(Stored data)
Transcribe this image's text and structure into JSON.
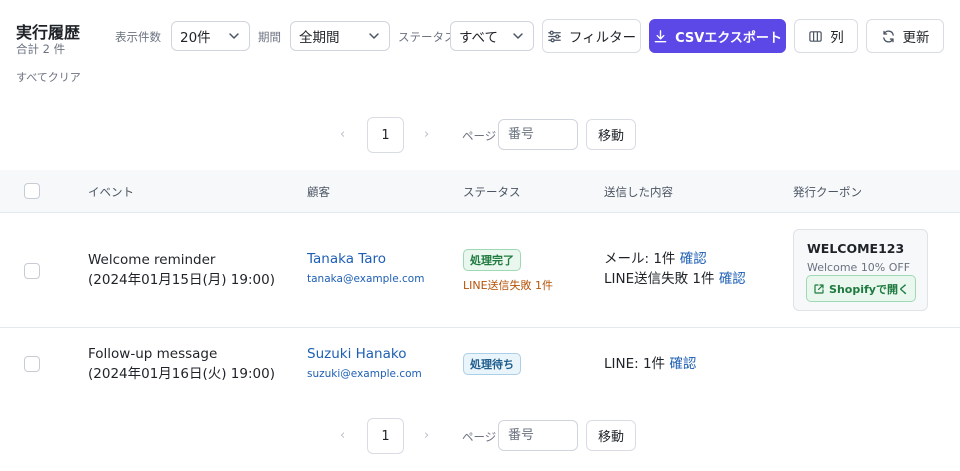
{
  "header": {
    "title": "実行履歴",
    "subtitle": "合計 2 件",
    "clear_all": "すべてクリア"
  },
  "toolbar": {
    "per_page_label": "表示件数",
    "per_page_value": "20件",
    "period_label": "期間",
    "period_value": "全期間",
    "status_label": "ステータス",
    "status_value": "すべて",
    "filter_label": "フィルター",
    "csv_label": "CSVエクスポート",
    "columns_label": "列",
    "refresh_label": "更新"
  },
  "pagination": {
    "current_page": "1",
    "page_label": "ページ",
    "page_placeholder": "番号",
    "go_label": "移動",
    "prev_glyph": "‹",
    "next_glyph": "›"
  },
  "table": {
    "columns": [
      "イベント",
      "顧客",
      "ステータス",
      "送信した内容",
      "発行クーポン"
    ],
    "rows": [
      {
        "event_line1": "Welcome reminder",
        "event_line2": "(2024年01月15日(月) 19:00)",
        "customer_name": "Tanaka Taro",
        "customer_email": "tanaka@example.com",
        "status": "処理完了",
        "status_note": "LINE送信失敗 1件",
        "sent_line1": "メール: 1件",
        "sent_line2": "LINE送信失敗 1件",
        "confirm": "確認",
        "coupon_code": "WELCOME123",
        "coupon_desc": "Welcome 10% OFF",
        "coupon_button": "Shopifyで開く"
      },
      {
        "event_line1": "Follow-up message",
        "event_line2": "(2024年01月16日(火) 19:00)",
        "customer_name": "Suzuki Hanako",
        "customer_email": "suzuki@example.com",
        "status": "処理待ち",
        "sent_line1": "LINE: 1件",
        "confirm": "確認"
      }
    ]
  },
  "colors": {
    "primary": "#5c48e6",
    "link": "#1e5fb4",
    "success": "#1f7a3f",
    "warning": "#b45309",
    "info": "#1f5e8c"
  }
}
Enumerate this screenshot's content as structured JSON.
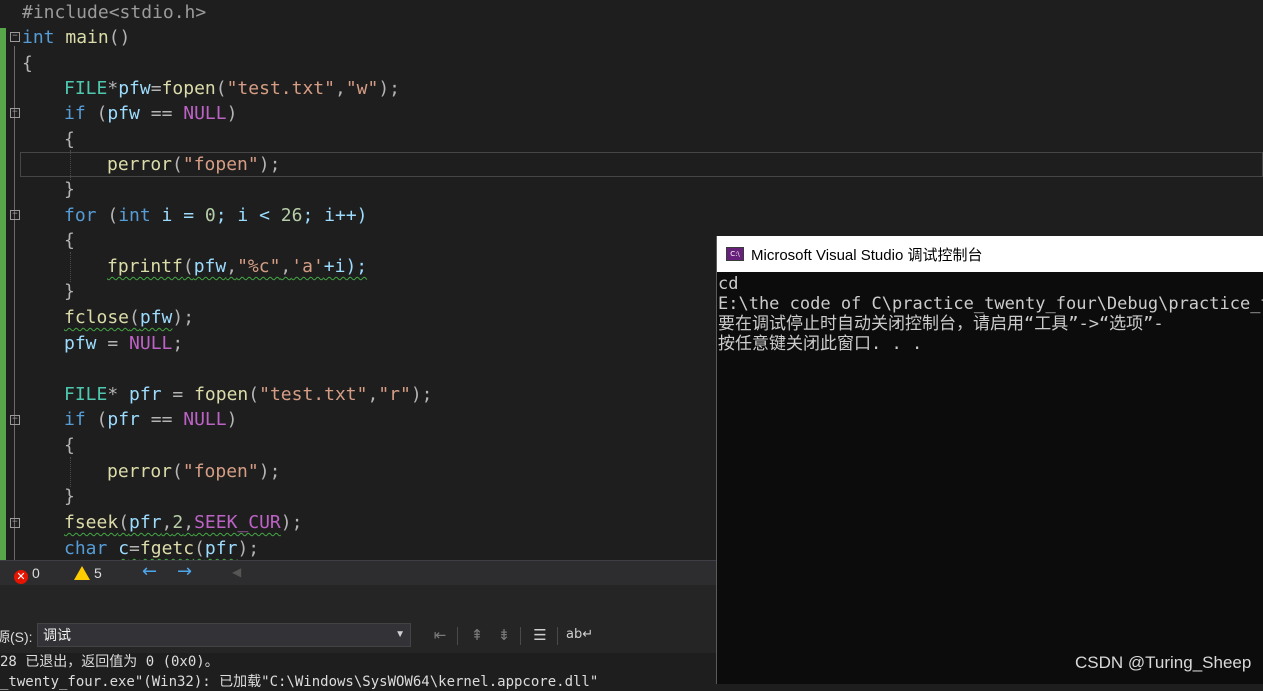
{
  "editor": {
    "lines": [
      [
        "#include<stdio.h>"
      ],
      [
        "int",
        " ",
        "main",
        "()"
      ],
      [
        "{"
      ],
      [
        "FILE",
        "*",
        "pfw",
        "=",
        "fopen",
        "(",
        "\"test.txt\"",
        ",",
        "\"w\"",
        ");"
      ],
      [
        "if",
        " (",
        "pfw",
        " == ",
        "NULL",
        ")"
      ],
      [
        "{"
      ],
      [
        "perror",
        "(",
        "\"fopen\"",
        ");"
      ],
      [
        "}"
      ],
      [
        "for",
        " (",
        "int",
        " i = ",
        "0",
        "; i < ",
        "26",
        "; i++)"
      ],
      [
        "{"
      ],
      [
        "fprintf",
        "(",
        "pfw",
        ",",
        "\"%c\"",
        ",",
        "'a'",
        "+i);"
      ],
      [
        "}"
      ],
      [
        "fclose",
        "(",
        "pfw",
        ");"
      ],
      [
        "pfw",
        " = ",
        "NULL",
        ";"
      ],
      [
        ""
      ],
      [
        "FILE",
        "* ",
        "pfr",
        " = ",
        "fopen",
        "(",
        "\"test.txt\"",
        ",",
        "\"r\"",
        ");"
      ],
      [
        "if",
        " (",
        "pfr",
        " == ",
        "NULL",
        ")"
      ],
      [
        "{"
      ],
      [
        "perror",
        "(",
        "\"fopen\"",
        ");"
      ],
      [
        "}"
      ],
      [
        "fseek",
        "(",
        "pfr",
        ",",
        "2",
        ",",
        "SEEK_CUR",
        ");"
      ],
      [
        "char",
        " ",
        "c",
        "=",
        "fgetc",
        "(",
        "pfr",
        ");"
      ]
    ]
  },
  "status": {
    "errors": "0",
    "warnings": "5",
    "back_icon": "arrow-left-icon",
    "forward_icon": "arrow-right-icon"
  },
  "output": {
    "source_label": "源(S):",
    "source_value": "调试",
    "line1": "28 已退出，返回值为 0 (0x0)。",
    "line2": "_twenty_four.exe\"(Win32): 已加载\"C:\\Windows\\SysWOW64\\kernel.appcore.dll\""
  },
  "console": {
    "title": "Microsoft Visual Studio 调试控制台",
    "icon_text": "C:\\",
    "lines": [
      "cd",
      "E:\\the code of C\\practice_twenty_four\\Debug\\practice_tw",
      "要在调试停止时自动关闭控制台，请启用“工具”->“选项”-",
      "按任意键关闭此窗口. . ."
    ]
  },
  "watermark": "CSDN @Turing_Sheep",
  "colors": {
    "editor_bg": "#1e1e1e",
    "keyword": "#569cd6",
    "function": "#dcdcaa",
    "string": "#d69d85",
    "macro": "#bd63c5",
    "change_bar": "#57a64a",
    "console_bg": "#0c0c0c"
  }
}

Problem> Without the pictures, output the full listing exactly as it stands.

Answer in full>
Transcribe this image's text and structure into JSON.
{
  "header": {
    "title": "実行履歴",
    "subtitle": "合計 2 件",
    "clear_all": "すべてクリア"
  },
  "toolbar": {
    "per_page_label": "表示件数",
    "per_page_value": "20件",
    "period_label": "期間",
    "period_value": "全期間",
    "status_label": "ステータス",
    "status_value": "すべて",
    "filter_label": "フィルター",
    "csv_label": "CSVエクスポート",
    "columns_label": "列",
    "refresh_label": "更新"
  },
  "pagination": {
    "current_page": "1",
    "page_label": "ページ",
    "page_placeholder": "番号",
    "go_label": "移動",
    "prev_glyph": "‹",
    "next_glyph": "›"
  },
  "table": {
    "columns": [
      "イベント",
      "顧客",
      "ステータス",
      "送信した内容",
      "発行クーポン"
    ],
    "rows": [
      {
        "event_line1": "Welcome reminder",
        "event_line2": "(2024年01月15日(月) 19:00)",
        "customer_name": "Tanaka Taro",
        "customer_email": "tanaka@example.com",
        "status": "処理完了",
        "status_note": "LINE送信失敗 1件",
        "sent_line1": "メール: 1件",
        "sent_line2": "LINE送信失敗 1件",
        "confirm": "確認",
        "coupon_code": "WELCOME123",
        "coupon_desc": "Welcome 10% OFF",
        "coupon_button": "Shopifyで開く"
      },
      {
        "event_line1": "Follow-up message",
        "event_line2": "(2024年01月16日(火) 19:00)",
        "customer_name": "Suzuki Hanako",
        "customer_email": "suzuki@example.com",
        "status": "処理待ち",
        "sent_line1": "LINE: 1件",
        "confirm": "確認"
      }
    ]
  },
  "colors": {
    "primary": "#5c48e6",
    "link": "#1e5fb4",
    "success": "#1f7a3f",
    "warning": "#b45309",
    "info": "#1f5e8c"
  }
}
Enumerate this screenshot's content as structured JSON.
{
  "editor": {
    "lines": [
      [
        "#include<stdio.h>"
      ],
      [
        "int",
        " ",
        "main",
        "()"
      ],
      [
        "{"
      ],
      [
        "FILE",
        "*",
        "pfw",
        "=",
        "fopen",
        "(",
        "\"test.txt\"",
        ",",
        "\"w\"",
        ");"
      ],
      [
        "if",
        " (",
        "pfw",
        " == ",
        "NULL",
        ")"
      ],
      [
        "{"
      ],
      [
        "perror",
        "(",
        "\"fopen\"",
        ");"
      ],
      [
        "}"
      ],
      [
        "for",
        " (",
        "int",
        " i = ",
        "0",
        "; i < ",
        "26",
        "; i++)"
      ],
      [
        "{"
      ],
      [
        "fprintf",
        "(",
        "pfw",
        ",",
        "\"%c\"",
        ",",
        "'a'",
        "+i);"
      ],
      [
        "}"
      ],
      [
        "fclose",
        "(",
        "pfw",
        ");"
      ],
      [
        "pfw",
        " = ",
        "NULL",
        ";"
      ],
      [
        ""
      ],
      [
        "FILE",
        "* ",
        "pfr",
        " = ",
        "fopen",
        "(",
        "\"test.txt\"",
        ",",
        "\"r\"",
        ");"
      ],
      [
        "if",
        " (",
        "pfr",
        " == ",
        "NULL",
        ")"
      ],
      [
        "{"
      ],
      [
        "perror",
        "(",
        "\"fopen\"",
        ");"
      ],
      [
        "}"
      ],
      [
        "fseek",
        "(",
        "pfr",
        ",",
        "2",
        ",",
        "SEEK_CUR",
        ");"
      ],
      [
        "char",
        " ",
        "c",
        "=",
        "fgetc",
        "(",
        "pfr",
        ");"
      ]
    ]
  },
  "status": {
    "errors": "0",
    "warnings": "5",
    "back_icon": "arrow-left-icon",
    "forward_icon": "arrow-right-icon"
  },
  "output": {
    "source_label": "源(S):",
    "source_value": "调试",
    "line1": "28 已退出，返回值为 0 (0x0)。",
    "line2": "_twenty_four.exe\"(Win32): 已加载\"C:\\Windows\\SysWOW64\\kernel.appcore.dll\""
  },
  "console": {
    "title": "Microsoft Visual Studio 调试控制台",
    "icon_text": "C:\\",
    "lines": [
      "cd",
      "E:\\the code of C\\practice_twenty_four\\Debug\\practice_tw",
      "要在调试停止时自动关闭控制台，请启用“工具”->“选项”-",
      "按任意键关闭此窗口. . ."
    ]
  },
  "watermark": "CSDN @Turing_Sheep",
  "colors": {
    "editor_bg": "#1e1e1e",
    "keyword": "#569cd6",
    "function": "#dcdcaa",
    "string": "#d69d85",
    "macro": "#bd63c5",
    "change_bar": "#57a64a",
    "console_bg": "#0c0c0c"
  }
}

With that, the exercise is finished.